## Collected data entries:
(begin)

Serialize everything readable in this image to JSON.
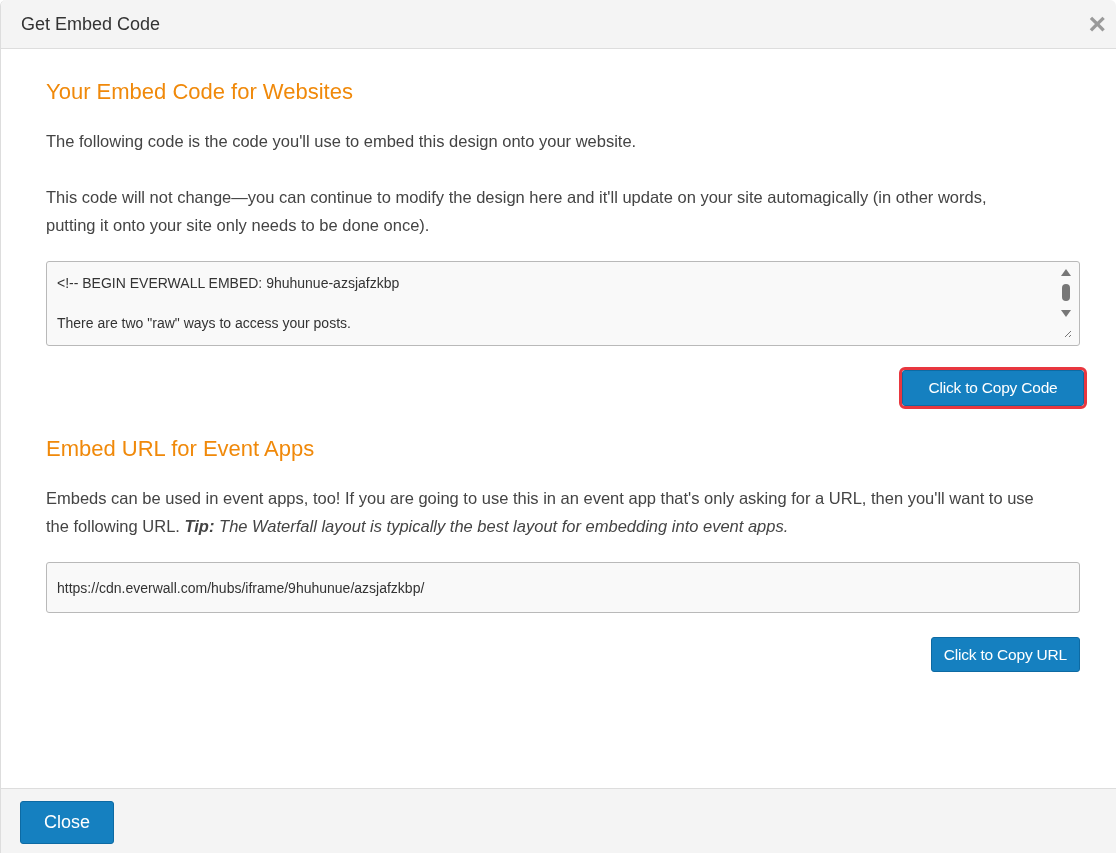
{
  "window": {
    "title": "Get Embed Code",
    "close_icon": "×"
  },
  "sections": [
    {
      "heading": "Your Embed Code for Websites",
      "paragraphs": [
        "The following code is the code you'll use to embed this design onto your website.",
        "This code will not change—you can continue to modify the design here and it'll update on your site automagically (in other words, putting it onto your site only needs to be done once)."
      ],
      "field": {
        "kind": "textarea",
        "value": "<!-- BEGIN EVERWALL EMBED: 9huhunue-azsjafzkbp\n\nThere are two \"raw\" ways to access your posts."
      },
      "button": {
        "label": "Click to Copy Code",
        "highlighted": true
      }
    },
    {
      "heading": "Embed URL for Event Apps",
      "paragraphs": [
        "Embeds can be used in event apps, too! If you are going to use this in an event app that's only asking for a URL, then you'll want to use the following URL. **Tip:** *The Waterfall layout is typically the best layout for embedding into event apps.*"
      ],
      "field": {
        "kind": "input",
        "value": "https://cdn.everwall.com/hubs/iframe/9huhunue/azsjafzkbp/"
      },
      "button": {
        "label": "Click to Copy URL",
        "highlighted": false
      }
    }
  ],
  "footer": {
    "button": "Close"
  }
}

(end)

Where does the word "design" appear? Return each line that holds it.

## Answer for the task:
        "The following code is the code you'll use to embed this design onto your website.",
        "This code will not change—you can continue to modify the design here and it'll update on your site automagically (in other words, putting it onto your site only needs to be done once)."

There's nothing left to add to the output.